Items from a data source

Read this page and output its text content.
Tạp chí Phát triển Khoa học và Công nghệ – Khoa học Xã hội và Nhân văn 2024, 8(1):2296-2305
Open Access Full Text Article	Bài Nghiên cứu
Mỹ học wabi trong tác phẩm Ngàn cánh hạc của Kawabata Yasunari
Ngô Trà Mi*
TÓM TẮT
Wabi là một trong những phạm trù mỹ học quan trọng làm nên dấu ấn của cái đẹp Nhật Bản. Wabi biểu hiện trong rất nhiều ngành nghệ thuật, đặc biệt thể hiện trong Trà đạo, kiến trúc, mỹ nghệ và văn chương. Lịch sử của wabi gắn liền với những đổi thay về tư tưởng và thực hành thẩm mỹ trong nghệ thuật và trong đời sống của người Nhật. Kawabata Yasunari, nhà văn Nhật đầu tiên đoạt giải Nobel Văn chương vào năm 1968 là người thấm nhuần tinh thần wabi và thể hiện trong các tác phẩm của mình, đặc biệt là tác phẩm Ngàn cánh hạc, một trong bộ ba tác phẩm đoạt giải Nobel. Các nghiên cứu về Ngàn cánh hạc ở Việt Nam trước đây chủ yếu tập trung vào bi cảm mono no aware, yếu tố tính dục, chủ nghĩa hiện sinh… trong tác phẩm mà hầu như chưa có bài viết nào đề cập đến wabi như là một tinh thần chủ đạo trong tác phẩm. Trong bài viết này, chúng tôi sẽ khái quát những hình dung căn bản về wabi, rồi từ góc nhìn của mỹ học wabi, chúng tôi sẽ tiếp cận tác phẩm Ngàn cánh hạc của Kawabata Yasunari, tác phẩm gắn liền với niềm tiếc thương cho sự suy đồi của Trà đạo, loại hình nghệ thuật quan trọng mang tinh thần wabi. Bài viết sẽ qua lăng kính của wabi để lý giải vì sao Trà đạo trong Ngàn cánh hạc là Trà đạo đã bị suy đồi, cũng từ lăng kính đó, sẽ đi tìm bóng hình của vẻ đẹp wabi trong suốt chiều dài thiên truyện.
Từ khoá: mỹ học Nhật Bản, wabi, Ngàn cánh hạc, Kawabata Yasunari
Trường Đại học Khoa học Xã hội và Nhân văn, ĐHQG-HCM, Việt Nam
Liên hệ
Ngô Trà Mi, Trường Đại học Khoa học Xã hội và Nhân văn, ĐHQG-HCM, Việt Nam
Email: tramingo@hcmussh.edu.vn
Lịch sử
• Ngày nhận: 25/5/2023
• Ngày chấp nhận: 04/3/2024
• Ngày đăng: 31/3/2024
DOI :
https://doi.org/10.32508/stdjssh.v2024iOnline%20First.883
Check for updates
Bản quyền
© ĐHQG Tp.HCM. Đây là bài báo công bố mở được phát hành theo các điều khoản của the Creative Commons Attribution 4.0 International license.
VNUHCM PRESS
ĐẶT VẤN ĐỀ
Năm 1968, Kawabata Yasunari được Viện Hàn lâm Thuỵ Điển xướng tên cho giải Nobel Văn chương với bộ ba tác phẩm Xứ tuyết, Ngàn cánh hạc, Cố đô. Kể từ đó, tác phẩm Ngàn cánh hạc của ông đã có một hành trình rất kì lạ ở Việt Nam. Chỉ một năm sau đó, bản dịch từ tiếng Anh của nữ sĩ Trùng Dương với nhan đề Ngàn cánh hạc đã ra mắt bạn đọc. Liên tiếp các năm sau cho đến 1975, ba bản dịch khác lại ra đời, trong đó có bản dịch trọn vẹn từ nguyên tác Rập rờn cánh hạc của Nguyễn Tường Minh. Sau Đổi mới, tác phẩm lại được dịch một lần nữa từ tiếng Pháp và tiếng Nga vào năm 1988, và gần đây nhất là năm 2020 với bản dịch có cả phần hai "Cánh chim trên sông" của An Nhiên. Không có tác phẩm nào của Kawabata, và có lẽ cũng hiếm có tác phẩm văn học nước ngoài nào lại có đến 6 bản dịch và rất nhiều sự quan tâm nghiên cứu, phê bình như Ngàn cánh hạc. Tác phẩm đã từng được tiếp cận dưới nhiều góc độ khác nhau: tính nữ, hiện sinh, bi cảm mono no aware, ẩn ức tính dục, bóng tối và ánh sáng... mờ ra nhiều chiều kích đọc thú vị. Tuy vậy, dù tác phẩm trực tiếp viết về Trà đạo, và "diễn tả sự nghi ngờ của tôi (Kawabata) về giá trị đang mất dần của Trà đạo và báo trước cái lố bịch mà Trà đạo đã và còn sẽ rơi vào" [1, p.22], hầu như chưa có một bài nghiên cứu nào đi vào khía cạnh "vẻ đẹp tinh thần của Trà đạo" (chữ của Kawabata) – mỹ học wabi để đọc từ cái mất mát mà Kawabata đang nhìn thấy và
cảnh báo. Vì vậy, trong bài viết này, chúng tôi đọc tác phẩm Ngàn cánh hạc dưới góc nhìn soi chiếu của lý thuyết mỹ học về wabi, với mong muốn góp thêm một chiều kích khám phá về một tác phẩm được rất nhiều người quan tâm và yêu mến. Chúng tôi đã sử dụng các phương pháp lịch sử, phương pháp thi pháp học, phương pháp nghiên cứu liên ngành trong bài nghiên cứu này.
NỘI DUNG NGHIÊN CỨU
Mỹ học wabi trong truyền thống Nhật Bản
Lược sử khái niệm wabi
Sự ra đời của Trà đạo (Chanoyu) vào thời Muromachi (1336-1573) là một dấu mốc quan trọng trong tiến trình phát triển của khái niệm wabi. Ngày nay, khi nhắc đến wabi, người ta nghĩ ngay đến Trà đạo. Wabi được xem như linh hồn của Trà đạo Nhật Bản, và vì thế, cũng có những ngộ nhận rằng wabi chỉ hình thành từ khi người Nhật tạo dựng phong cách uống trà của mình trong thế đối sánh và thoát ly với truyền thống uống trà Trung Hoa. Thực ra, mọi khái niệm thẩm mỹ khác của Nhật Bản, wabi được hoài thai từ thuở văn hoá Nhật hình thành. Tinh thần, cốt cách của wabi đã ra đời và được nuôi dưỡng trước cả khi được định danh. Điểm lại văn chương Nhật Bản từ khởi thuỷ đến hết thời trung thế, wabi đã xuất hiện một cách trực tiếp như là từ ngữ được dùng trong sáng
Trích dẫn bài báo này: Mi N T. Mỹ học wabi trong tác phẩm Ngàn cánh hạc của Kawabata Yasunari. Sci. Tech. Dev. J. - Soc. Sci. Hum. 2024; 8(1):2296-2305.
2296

→ WRITTEN EXERCISE
Determine how many lines of the data contain the word "ĐHQG", and reply with that number only.

→ RESULT
3